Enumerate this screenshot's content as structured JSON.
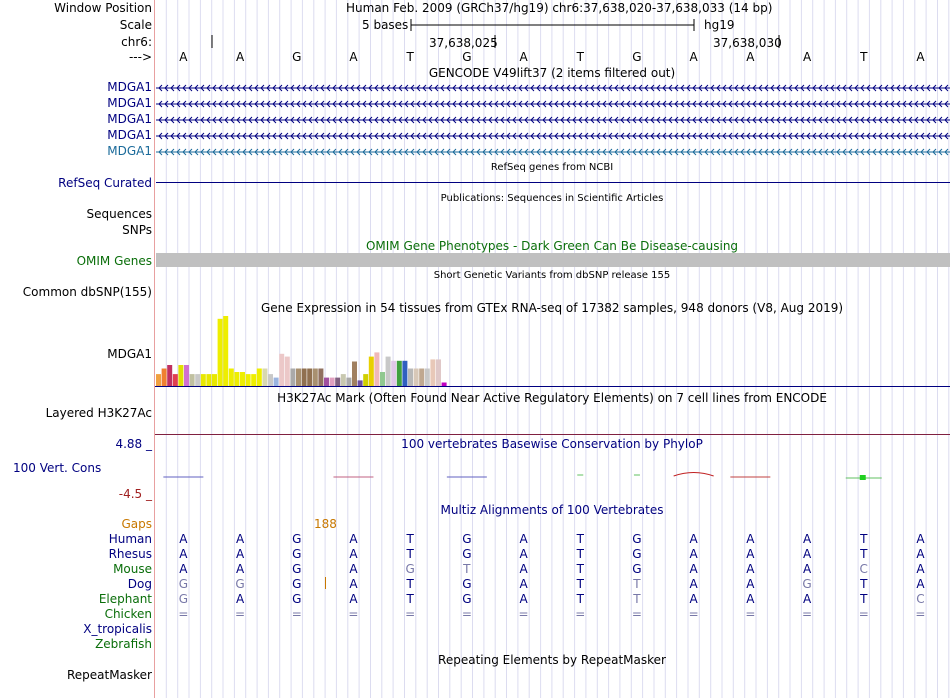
{
  "header": {
    "window_position_label": "Window Position",
    "window_position_value": "Human Feb. 2009 (GRCh37/hg19)   chr6:37,638,020-37,638,033 (14 bp)",
    "scale_label": "Scale",
    "scale_left": "5 bases",
    "scale_right": "hg19",
    "chrom_label": "chr6:",
    "pos1": "37,638,025",
    "pos2": "37,638,030",
    "strand_label": "--->"
  },
  "bases": [
    "A",
    "A",
    "G",
    "A",
    "T",
    "G",
    "A",
    "T",
    "G",
    "A",
    "A",
    "A",
    "T",
    "A"
  ],
  "gencode": {
    "title": "GENCODE V49lift37 (2 items filtered out)",
    "genes": [
      "MDGA1",
      "MDGA1",
      "MDGA1",
      "MDGA1",
      "MDGA1"
    ]
  },
  "refseq": {
    "title": "RefSeq genes from NCBI",
    "label": "RefSeq Curated"
  },
  "publications": {
    "title": "Publications: Sequences in Scientific Articles",
    "label1": "Sequences",
    "label2": "SNPs"
  },
  "omim": {
    "title": "OMIM Gene Phenotypes - Dark Green Can Be Disease-causing",
    "label": "OMIM Genes"
  },
  "dbsnp": {
    "title": "Short Genetic Variants from dbSNP release 155",
    "label": "Common dbSNP(155)"
  },
  "gtex": {
    "title": "Gene Expression in 54 tissues from GTEx RNA-seq of 17382 samples, 948 donors (V8, Aug 2019)",
    "label": "MDGA1",
    "bars": [
      {
        "v": 0.17,
        "c": "#f0a040"
      },
      {
        "v": 0.25,
        "c": "#f08030"
      },
      {
        "v": 0.3,
        "c": "#c03060"
      },
      {
        "v": 0.17,
        "c": "#e04050"
      },
      {
        "v": 0.3,
        "c": "#e0e000"
      },
      {
        "v": 0.3,
        "c": "#d070d0"
      },
      {
        "v": 0.17,
        "c": "#c0c0a0"
      },
      {
        "v": 0.17,
        "c": "#c8c8c8"
      },
      {
        "v": 0.17,
        "c": "#e8e800"
      },
      {
        "v": 0.17,
        "c": "#e8e800"
      },
      {
        "v": 0.17,
        "c": "#e8e800"
      },
      {
        "v": 0.96,
        "c": "#eeee00"
      },
      {
        "v": 1.0,
        "c": "#eeee00"
      },
      {
        "v": 0.25,
        "c": "#eeee00"
      },
      {
        "v": 0.2,
        "c": "#eeee00"
      },
      {
        "v": 0.2,
        "c": "#eeee00"
      },
      {
        "v": 0.17,
        "c": "#eeee00"
      },
      {
        "v": 0.17,
        "c": "#eeee00"
      },
      {
        "v": 0.25,
        "c": "#eeee00"
      },
      {
        "v": 0.25,
        "c": "#d8d8b0"
      },
      {
        "v": 0.17,
        "c": "#c8c8c8"
      },
      {
        "v": 0.12,
        "c": "#9ab4e0"
      },
      {
        "v": 0.46,
        "c": "#ecc8c8"
      },
      {
        "v": 0.42,
        "c": "#ecc8c8"
      },
      {
        "v": 0.25,
        "c": "#aaaaaa"
      },
      {
        "v": 0.25,
        "c": "#a89070"
      },
      {
        "v": 0.25,
        "c": "#907050"
      },
      {
        "v": 0.25,
        "c": "#907050"
      },
      {
        "v": 0.25,
        "c": "#a89070"
      },
      {
        "v": 0.25,
        "c": "#907060"
      },
      {
        "v": 0.12,
        "c": "#a050a0"
      },
      {
        "v": 0.12,
        "c": "#e0a0c0"
      },
      {
        "v": 0.12,
        "c": "#806080"
      },
      {
        "v": 0.17,
        "c": "#c8c8b0"
      },
      {
        "v": 0.12,
        "c": "#aaaaaa"
      },
      {
        "v": 0.35,
        "c": "#a08060"
      },
      {
        "v": 0.08,
        "c": "#7050a0"
      },
      {
        "v": 0.17,
        "c": "#d0d000"
      },
      {
        "v": 0.42,
        "c": "#e8d000"
      },
      {
        "v": 0.48,
        "c": "#f0b8b8"
      },
      {
        "v": 0.2,
        "c": "#90c890"
      },
      {
        "v": 0.42,
        "c": "#c8c8c8"
      },
      {
        "v": 0.36,
        "c": "#e0c8e8"
      },
      {
        "v": 0.36,
        "c": "#40a040"
      },
      {
        "v": 0.36,
        "c": "#3060c0"
      },
      {
        "v": 0.25,
        "c": "#b8b8b8"
      },
      {
        "v": 0.25,
        "c": "#d8c8b8"
      },
      {
        "v": 0.25,
        "c": "#c0a890"
      },
      {
        "v": 0.25,
        "c": "#c8c8c8"
      },
      {
        "v": 0.38,
        "c": "#e8c8b8"
      },
      {
        "v": 0.38,
        "c": "#e0c8c8"
      },
      {
        "v": 0.05,
        "c": "#c000c0"
      }
    ]
  },
  "h3k27ac": {
    "title": "H3K27Ac Mark (Often Found Near Active Regulatory Elements) on 7 cell lines from ENCODE",
    "label": "Layered H3K27Ac"
  },
  "conservation": {
    "title": "100 vertebrates Basewise Conservation by PhyloP",
    "label": "100 Vert. Cons",
    "ymax": "4.88 _",
    "ymin": "-4.5 _",
    "marks": [
      {
        "i": 0,
        "color": "#6060c0",
        "type": "flat"
      },
      {
        "i": 3,
        "color": "#c06080",
        "type": "flat"
      },
      {
        "i": 5,
        "color": "#6060c0",
        "type": "flat"
      },
      {
        "i": 7,
        "color": "#60c060",
        "type": "dot"
      },
      {
        "i": 8,
        "color": "#60c060",
        "type": "dot"
      },
      {
        "i": 9,
        "color": "#c02020",
        "type": "bump"
      },
      {
        "i": 10,
        "color": "#c04040",
        "type": "flat"
      },
      {
        "i": 12,
        "color": "#20d020",
        "type": "peak"
      }
    ]
  },
  "multiz": {
    "title": "Multiz Alignments of 100 Vertebrates",
    "gaps_label": "Gaps",
    "gaps_value": "188",
    "species": [
      {
        "name": "Human",
        "color": "#000080",
        "seq": [
          "A",
          "A",
          "G",
          "A",
          "T",
          "G",
          "A",
          "T",
          "G",
          "A",
          "A",
          "A",
          "T",
          "A"
        ],
        "dim": []
      },
      {
        "name": "Rhesus",
        "color": "#000080",
        "seq": [
          "A",
          "A",
          "G",
          "A",
          "T",
          "G",
          "A",
          "T",
          "G",
          "A",
          "A",
          "A",
          "T",
          "A"
        ],
        "dim": []
      },
      {
        "name": "Mouse",
        "color": "#0a6e0a",
        "seq": [
          "A",
          "A",
          "G",
          "A",
          "G",
          "T",
          "A",
          "T",
          "G",
          "A",
          "A",
          "A",
          "C",
          "A"
        ],
        "dim": [
          4,
          5,
          12
        ]
      },
      {
        "name": "Dog",
        "color": "#000080",
        "seq": [
          "G",
          "G",
          "G",
          "A",
          "T",
          "G",
          "A",
          "T",
          "T",
          "A",
          "A",
          "G",
          "T",
          "A"
        ],
        "dim": [
          0,
          1,
          8,
          11
        ]
      },
      {
        "name": "Elephant",
        "color": "#0a6e0a",
        "seq": [
          "G",
          "A",
          "G",
          "A",
          "T",
          "G",
          "A",
          "T",
          "T",
          "A",
          "A",
          "A",
          "T",
          "C"
        ],
        "dim": [
          0,
          8,
          13
        ]
      },
      {
        "name": "Chicken",
        "color": "#0a6e0a",
        "seq": [
          "=",
          "=",
          "=",
          "=",
          "=",
          "=",
          "=",
          "=",
          "=",
          "=",
          "=",
          "=",
          "=",
          "="
        ],
        "dim": [
          0,
          1,
          2,
          3,
          4,
          5,
          6,
          7,
          8,
          9,
          10,
          11,
          12,
          13
        ]
      },
      {
        "name": "X_tropicalis",
        "color": "#000080",
        "seq": [],
        "dim": []
      },
      {
        "name": "Zebrafish",
        "color": "#0a6e0a",
        "seq": [],
        "dim": []
      }
    ]
  },
  "repeatmasker": {
    "title": "Repeating Elements by RepeatMasker",
    "label": "RepeatMasker"
  }
}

○ ○ ○ ○ ○ ○ ○

# [What this task involves]
Find the number of lines above that hold the word "Elements", then write that number by itself.

# [Response to this task]
2